## BEGIN MATERIAL

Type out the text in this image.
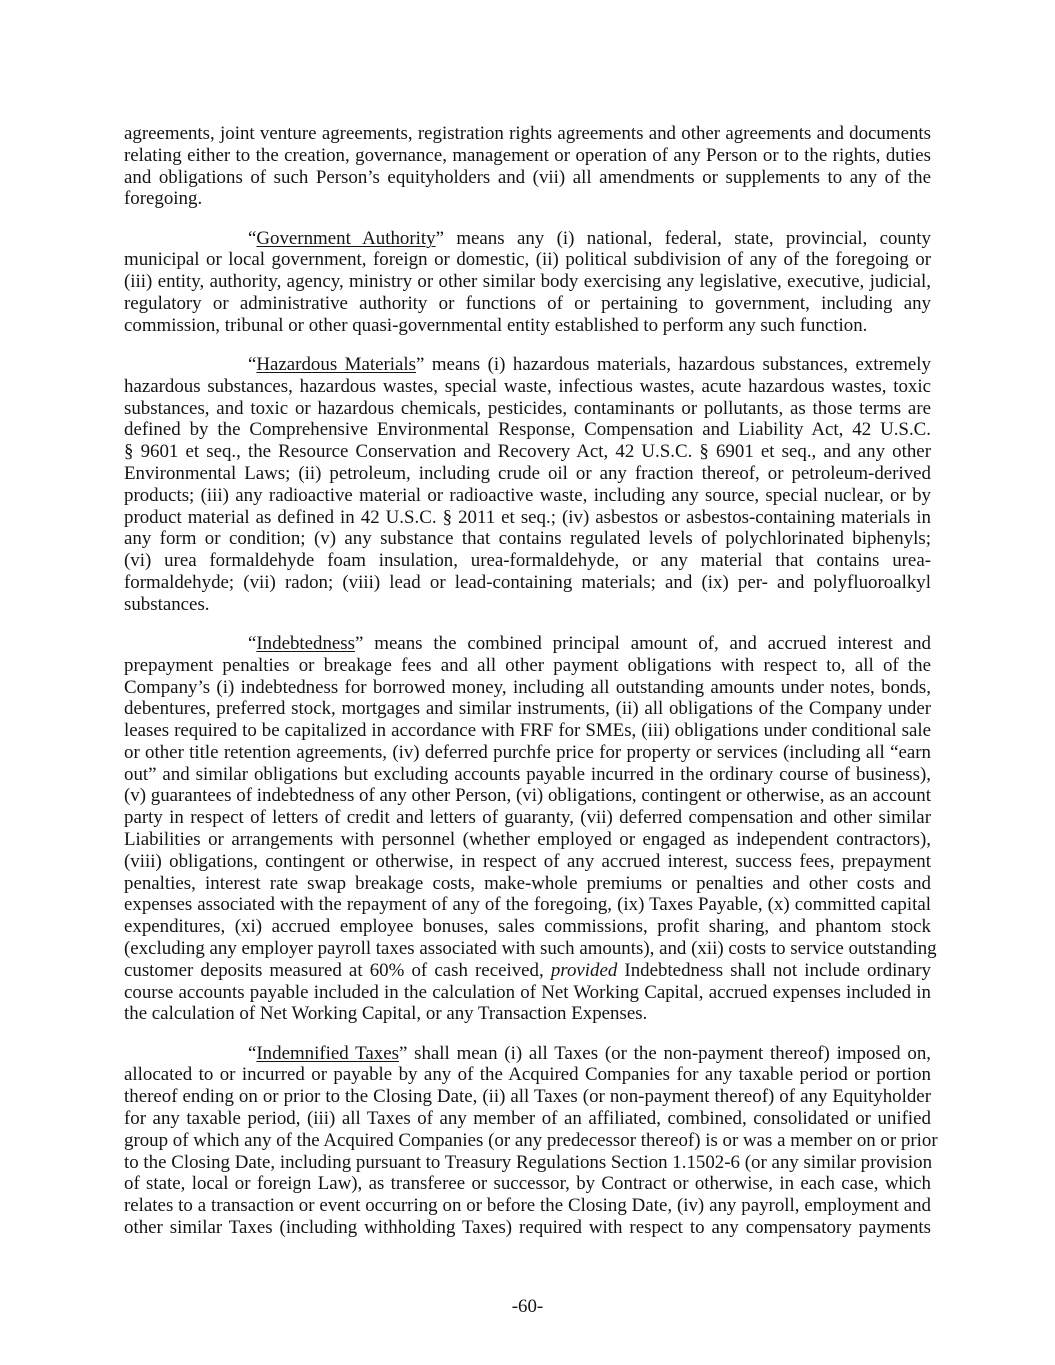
agreements, joint venture agreements, registration rights agreements and other agreements and documents
relating either to the creation, governance, management or operation of any Person or to the rights, duties
and obligations of such Person’s equityholders and (vii) all amendments or supplements to any of the
foregoing.
“Government Authority” means any (i) national, federal, state, provincial, county
municipal or local government, foreign or domestic, (ii) political subdivision of any of the foregoing or
(iii) entity, authority, agency, ministry or other similar body exercising any legislative, executive, judicial,
regulatory or administrative authority or functions of or pertaining to government, including any
commission, tribunal or other quasi-governmental entity established to perform any such function.
“Hazardous Materials” means (i) hazardous materials, hazardous substances, extremely
hazardous substances, hazardous wastes, special waste, infectious wastes, acute hazardous wastes, toxic
substances, and toxic or hazardous chemicals, pesticides, contaminants or pollutants, as those terms are
defined by the Comprehensive Environmental Response, Compensation and Liability Act, 42 U.S.C.
§ 9601 et seq., the Resource Conservation and Recovery Act, 42 U.S.C. § 6901 et seq., and any other
Environmental Laws; (ii) petroleum, including crude oil or any fraction thereof, or petroleum-derived
products; (iii) any radioactive material or radioactive waste, including any source, special nuclear, or by
product material as defined in 42 U.S.C. § 2011 et seq.; (iv) asbestos or asbestos-containing materials in
any form or condition; (v) any substance that contains regulated levels of polychlorinated biphenyls;
(vi) urea formaldehyde foam insulation, urea-formaldehyde, or any material that contains urea-
formaldehyde; (vii) radon; (viii) lead or lead-containing materials; and (ix) per- and polyfluoroalkyl
substances.
“Indebtedness” means the combined principal amount of, and accrued interest and
prepayment penalties or breakage fees and all other payment obligations with respect to, all of the
Company’s (i) indebtedness for borrowed money, including all outstanding amounts under notes, bonds,
debentures, preferred stock, mortgages and similar instruments, (ii) all obligations of the Company under
leases required to be capitalized in accordance with FRF for SMEs, (iii) obligations under conditional sale
or other title retention agreements, (iv) deferred purchfe price for property or services (including all “earn
out” and similar obligations but excluding accounts payable incurred in the ordinary course of business),
(v) guarantees of indebtedness of any other Person, (vi) obligations, contingent or otherwise, as an account
party in respect of letters of credit and letters of guaranty, (vii) deferred compensation and other similar
Liabilities or arrangements with personnel (whether employed or engaged as independent contractors),
(viii) obligations, contingent or otherwise, in respect of any accrued interest, success fees, prepayment
penalties, interest rate swap breakage costs, make-whole premiums or penalties and other costs and
expenses associated with the repayment of any of the foregoing, (ix) Taxes Payable, (x) committed capital
expenditures, (xi) accrued employee bonuses, sales commissions, profit sharing, and phantom stock
(excluding any employer payroll taxes associated with such amounts), and (xii) costs to service outstanding
customer deposits measured at 60% of cash received, provided Indebtedness shall not include ordinary
course accounts payable included in the calculation of Net Working Capital, accrued expenses included in
the calculation of Net Working Capital, or any Transaction Expenses.
“Indemnified Taxes” shall mean (i) all Taxes (or the non-payment thereof) imposed on,
allocated to or incurred or payable by any of the Acquired Companies for any taxable period or portion
thereof ending on or prior to the Closing Date, (ii) all Taxes (or non-payment thereof) of any Equityholder
for any taxable period, (iii) all Taxes of any member of an affiliated, combined, consolidated or unified
group of which any of the Acquired Companies (or any predecessor thereof) is or was a member on or prior
to the Closing Date, including pursuant to Treasury Regulations Section 1.1502-6 (or any similar provision
of state, local or foreign Law), as transferee or successor, by Contract or otherwise, in each case, which
relates to a transaction or event occurring on or before the Closing Date, (iv) any payroll, employment and
other similar Taxes (including withholding Taxes) required with respect to any compensatory payments
-60-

## END MATERIAL

• **WRITTEN TASK**: Repeat all the records above exactly, leaving out any pictures.

• **SOLUTION TO THIS EXERCISE**:
Type out the text in this image.
agreements, joint venture agreements, registration rights agreements and other agreements and documents
relating either to the creation, governance, management or operation of any Person or to the rights, duties
and obligations of such Person’s equityholders and (vii) all amendments or supplements to any of the
foregoing.
“Government Authority” means any (i) national, federal, state, provincial, county
municipal or local government, foreign or domestic, (ii) political subdivision of any of the foregoing or
(iii) entity, authority, agency, ministry or other similar body exercising any legislative, executive, judicial,
regulatory or administrative authority or functions of or pertaining to government, including any
commission, tribunal or other quasi-governmental entity established to perform any such function.
“Hazardous Materials” means (i) hazardous materials, hazardous substances, extremely
hazardous substances, hazardous wastes, special waste, infectious wastes, acute hazardous wastes, toxic
substances, and toxic or hazardous chemicals, pesticides, contaminants or pollutants, as those terms are
defined by the Comprehensive Environmental Response, Compensation and Liability Act, 42 U.S.C.
§ 9601 et seq., the Resource Conservation and Recovery Act, 42 U.S.C. § 6901 et seq., and any other
Environmental Laws; (ii) petroleum, including crude oil or any fraction thereof, or petroleum-derived
products; (iii) any radioactive material or radioactive waste, including any source, special nuclear, or by
product material as defined in 42 U.S.C. § 2011 et seq.; (iv) asbestos or asbestos-containing materials in
any form or condition; (v) any substance that contains regulated levels of polychlorinated biphenyls;
(vi) urea formaldehyde foam insulation, urea-formaldehyde, or any material that contains urea-
formaldehyde; (vii) radon; (viii) lead or lead-containing materials; and (ix) per- and polyfluoroalkyl
substances.
“Indebtedness” means the combined principal amount of, and accrued interest and
prepayment penalties or breakage fees and all other payment obligations with respect to, all of the
Company’s (i) indebtedness for borrowed money, including all outstanding amounts under notes, bonds,
debentures, preferred stock, mortgages and similar instruments, (ii) all obligations of the Company under
leases required to be capitalized in accordance with FRF for SMEs, (iii) obligations under conditional sale
or other title retention agreements, (iv) deferred purchfe price for property or services (including all “earn
out” and similar obligations but excluding accounts payable incurred in the ordinary course of business),
(v) guarantees of indebtedness of any other Person, (vi) obligations, contingent or otherwise, as an account
party in respect of letters of credit and letters of guaranty, (vii) deferred compensation and other similar
Liabilities or arrangements with personnel (whether employed or engaged as independent contractors),
(viii) obligations, contingent or otherwise, in respect of any accrued interest, success fees, prepayment
penalties, interest rate swap breakage costs, make-whole premiums or penalties and other costs and
expenses associated with the repayment of any of the foregoing, (ix) Taxes Payable, (x) committed capital
expenditures, (xi) accrued employee bonuses, sales commissions, profit sharing, and phantom stock
(excluding any employer payroll taxes associated with such amounts), and (xii) costs to service outstanding
customer deposits measured at 60% of cash received, provided Indebtedness shall not include ordinary
course accounts payable included in the calculation of Net Working Capital, accrued expenses included in
the calculation of Net Working Capital, or any Transaction Expenses.
“Indemnified Taxes” shall mean (i) all Taxes (or the non-payment thereof) imposed on,
allocated to or incurred or payable by any of the Acquired Companies for any taxable period or portion
thereof ending on or prior to the Closing Date, (ii) all Taxes (or non-payment thereof) of any Equityholder
for any taxable period, (iii) all Taxes of any member of an affiliated, combined, consolidated or unified
group of which any of the Acquired Companies (or any predecessor thereof) is or was a member on or prior
to the Closing Date, including pursuant to Treasury Regulations Section 1.1502-6 (or any similar provision
of state, local or foreign Law), as transferee or successor, by Contract or otherwise, in each case, which
relates to a transaction or event occurring on or before the Closing Date, (iv) any payroll, employment and
other similar Taxes (including withholding Taxes) required with respect to any compensatory payments
-60-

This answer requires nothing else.